◆ Task to carry out ◆
Write out each line in which the string "lieu" is present.
'''
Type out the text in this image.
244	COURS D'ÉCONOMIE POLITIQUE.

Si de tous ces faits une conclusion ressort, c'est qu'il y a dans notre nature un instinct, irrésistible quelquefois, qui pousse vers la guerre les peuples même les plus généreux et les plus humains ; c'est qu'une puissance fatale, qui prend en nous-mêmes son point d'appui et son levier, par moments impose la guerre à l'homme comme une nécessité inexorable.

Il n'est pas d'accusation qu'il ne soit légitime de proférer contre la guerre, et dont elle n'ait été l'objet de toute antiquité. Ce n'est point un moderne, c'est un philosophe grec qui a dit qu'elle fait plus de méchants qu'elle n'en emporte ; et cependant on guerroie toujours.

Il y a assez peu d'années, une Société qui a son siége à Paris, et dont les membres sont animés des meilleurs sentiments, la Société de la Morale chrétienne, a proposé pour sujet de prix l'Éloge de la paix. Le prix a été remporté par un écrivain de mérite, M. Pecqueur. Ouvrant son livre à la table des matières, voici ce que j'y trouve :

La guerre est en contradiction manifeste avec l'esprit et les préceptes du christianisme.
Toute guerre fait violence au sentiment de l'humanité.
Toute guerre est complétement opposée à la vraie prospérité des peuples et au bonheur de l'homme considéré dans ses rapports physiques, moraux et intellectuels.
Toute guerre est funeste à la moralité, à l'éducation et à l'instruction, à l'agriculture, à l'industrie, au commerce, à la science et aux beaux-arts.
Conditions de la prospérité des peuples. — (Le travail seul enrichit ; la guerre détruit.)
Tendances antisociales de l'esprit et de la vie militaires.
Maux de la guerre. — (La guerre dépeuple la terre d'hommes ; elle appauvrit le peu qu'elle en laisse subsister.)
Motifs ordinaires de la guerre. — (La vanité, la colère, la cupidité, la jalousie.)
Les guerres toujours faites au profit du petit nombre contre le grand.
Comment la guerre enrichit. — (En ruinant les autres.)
'''
'''
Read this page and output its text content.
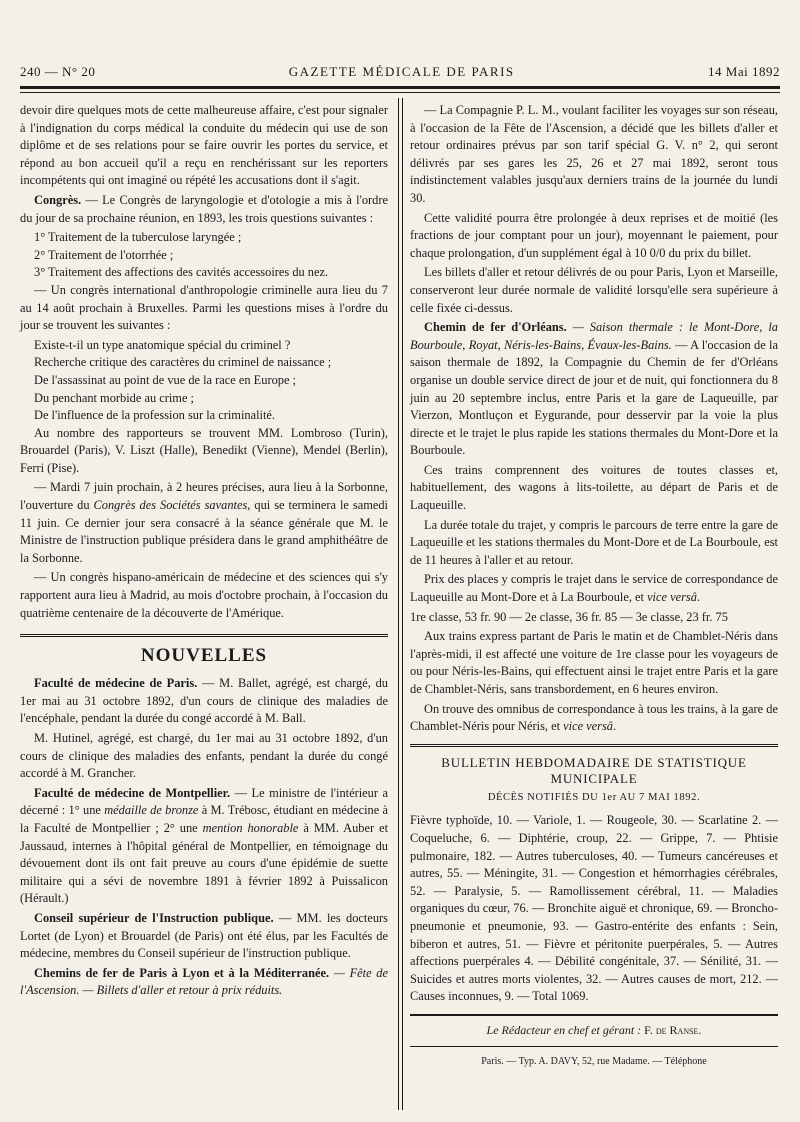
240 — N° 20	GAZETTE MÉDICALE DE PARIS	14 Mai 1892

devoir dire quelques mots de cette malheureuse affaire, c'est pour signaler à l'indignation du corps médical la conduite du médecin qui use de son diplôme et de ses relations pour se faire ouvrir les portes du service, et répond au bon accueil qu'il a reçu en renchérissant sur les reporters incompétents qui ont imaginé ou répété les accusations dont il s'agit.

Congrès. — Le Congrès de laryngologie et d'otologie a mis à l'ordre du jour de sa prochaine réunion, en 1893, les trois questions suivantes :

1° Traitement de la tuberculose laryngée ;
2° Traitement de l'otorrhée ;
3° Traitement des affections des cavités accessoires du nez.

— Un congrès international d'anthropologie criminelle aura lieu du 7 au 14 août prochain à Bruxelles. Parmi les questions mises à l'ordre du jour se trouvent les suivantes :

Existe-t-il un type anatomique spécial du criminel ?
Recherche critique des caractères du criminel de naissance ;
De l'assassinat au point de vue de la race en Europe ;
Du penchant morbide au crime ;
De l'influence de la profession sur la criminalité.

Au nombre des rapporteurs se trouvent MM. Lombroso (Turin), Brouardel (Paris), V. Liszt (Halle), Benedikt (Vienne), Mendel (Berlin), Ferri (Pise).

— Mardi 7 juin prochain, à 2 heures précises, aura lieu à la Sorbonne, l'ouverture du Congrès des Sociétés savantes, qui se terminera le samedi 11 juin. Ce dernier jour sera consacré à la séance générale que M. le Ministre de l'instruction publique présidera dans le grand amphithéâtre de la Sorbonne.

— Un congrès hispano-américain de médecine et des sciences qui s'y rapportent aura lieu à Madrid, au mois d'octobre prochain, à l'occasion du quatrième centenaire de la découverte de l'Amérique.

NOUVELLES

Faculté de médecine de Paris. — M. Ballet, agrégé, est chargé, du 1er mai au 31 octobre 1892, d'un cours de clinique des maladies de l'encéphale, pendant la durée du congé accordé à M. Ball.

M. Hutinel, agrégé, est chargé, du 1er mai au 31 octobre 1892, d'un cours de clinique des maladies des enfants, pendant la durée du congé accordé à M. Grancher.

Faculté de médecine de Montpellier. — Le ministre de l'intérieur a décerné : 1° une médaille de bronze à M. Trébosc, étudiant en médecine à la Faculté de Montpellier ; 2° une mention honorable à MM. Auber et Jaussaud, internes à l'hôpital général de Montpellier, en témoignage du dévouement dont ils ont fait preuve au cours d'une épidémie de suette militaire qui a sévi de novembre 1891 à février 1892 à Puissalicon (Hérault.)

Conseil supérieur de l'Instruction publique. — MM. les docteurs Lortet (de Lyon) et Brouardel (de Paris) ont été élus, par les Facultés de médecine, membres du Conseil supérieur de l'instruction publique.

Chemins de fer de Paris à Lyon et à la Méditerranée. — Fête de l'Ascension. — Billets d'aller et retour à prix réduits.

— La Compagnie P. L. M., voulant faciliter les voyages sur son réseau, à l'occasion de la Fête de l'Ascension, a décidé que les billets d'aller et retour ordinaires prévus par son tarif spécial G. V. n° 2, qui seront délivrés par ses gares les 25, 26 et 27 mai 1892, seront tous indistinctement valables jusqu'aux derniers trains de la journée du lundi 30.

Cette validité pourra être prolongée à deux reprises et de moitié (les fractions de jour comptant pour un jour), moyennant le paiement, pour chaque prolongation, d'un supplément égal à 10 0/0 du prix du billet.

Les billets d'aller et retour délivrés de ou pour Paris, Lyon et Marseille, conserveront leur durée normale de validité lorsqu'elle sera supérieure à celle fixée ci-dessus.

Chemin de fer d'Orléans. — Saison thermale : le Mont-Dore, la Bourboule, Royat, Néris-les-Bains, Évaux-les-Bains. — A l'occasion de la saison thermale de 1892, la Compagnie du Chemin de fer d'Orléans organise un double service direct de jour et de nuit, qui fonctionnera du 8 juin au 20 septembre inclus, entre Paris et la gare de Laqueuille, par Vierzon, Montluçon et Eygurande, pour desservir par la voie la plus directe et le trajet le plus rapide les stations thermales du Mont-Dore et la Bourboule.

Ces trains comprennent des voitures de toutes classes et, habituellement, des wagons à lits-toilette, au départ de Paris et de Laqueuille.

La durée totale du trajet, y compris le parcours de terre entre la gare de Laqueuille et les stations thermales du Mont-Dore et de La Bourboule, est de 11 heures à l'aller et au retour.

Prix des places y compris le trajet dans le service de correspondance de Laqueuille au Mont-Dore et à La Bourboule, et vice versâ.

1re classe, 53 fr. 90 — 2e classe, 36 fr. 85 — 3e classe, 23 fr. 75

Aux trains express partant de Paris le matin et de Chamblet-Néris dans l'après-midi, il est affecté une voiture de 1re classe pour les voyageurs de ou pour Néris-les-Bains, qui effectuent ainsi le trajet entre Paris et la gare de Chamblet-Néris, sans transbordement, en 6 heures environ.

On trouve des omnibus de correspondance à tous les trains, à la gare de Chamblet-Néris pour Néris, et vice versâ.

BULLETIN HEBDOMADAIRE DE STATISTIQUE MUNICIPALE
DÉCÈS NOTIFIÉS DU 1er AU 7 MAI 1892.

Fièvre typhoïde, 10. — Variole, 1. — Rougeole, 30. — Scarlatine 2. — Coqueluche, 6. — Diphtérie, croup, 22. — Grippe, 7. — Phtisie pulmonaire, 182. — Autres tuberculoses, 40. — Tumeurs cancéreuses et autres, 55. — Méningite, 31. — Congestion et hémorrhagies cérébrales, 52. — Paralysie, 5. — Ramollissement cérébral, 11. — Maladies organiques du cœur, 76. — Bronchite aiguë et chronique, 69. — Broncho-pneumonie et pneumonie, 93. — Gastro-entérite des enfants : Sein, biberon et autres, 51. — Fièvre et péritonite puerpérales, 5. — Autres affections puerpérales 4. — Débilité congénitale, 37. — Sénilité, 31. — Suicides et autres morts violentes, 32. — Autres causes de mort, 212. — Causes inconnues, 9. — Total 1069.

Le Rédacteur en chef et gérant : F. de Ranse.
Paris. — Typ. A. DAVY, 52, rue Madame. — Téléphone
'''
◆ Reply to the exercise ◆
— Un congrès international d'anthropologie criminelle aura lieu du 7 au 14 août prochain à Bruxelles. Parmi les questions mises à l'ordre du jour se trouvent les suivantes :
— Mardi 7 juin prochain, à 2 heures précises, aura lieu à la Sorbonne, l'ouverture du Congrès des Sociétés savantes, qui se terminera le samedi 11 juin. Ce dernier jour sera consacré à la séance générale que M. le Ministre de l'instruction publique présidera dans le grand amphithéâtre de la Sorbonne.
— Un congrès hispano-américain de médecine et des sciences qui s'y rapportent aura lieu à Madrid, au mois d'octobre prochain, à l'occasion du quatrième centenaire de la découverte de l'Amérique.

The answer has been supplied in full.